(Prompt): Retype the records that come next, word for word.

(Provided records):
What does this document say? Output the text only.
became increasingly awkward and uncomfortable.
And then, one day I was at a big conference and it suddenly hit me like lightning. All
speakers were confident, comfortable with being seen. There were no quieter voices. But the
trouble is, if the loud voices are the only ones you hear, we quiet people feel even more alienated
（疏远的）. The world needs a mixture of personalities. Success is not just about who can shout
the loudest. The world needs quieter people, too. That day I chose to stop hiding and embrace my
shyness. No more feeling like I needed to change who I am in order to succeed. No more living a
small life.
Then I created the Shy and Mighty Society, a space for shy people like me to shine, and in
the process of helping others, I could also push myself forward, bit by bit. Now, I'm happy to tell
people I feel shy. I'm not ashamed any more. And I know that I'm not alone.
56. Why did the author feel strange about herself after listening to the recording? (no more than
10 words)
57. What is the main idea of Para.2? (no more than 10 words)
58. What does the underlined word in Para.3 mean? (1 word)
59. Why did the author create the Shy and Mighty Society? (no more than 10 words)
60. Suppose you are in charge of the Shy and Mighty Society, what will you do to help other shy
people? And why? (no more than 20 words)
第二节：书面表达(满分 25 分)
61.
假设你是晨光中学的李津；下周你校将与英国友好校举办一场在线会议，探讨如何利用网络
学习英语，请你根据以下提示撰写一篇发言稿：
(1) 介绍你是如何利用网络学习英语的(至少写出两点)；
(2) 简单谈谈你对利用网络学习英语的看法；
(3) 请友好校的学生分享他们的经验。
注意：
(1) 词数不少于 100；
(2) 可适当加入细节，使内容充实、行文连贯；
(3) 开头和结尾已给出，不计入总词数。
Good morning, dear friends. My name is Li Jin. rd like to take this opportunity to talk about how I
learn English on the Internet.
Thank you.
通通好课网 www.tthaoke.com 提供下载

(Complete response):
What does this document say? Output the text only.
became increasingly awkward and uncomfortable.
And then, one day I was at a big conference and it suddenly hit me like lightning. All
speakers were confident, comfortable with being seen. There were no quieter voices. But the
trouble is, if the loud voices are the only ones you hear, we quiet people feel even more alienated
（疏远的）. The world needs a mixture of personalities. Success is not just about who can shout
the loudest. The world needs quieter people, too. That day I chose to stop hiding and embrace my
shyness. No more feeling like I needed to change who I am in order to succeed. No more living a
small life.
Then I created the Shy and Mighty Society, a space for shy people like me to shine, and in
the process of helping others, I could also push myself forward, bit by bit. Now, I'm happy to tell
people I feel shy. I'm not ashamed any more. And I know that I'm not alone.
56. Why did the author feel strange about herself after listening to the recording? (no more than
10 words)
57. What is the main idea of Para.2? (no more than 10 words)
58. What does the underlined word in Para.3 mean? (1 word)
59. Why did the author create the Shy and Mighty Society? (no more than 10 words)
60. Suppose you are in charge of the Shy and Mighty Society, what will you do to help other shy
people? And why? (no more than 20 words)
第二节：书面表达(满分 25 分)
61.
假设你是晨光中学的李津；下周你校将与英国友好校举办一场在线会议，探讨如何利用网络
学习英语，请你根据以下提示撰写一篇发言稿：
(1) 介绍你是如何利用网络学习英语的(至少写出两点)；
(2) 简单谈谈你对利用网络学习英语的看法；
(3) 请友好校的学生分享他们的经验。
注意：
(1) 词数不少于 100；
(2) 可适当加入细节，使内容充实、行文连贯；
(3) 开头和结尾已给出，不计入总词数。
Good morning, dear friends. My name is Li Jin. rd like to take this opportunity to talk about how I
learn English on the Internet.
Thank you.
通通好课网 www.tthaoke.com 提供下载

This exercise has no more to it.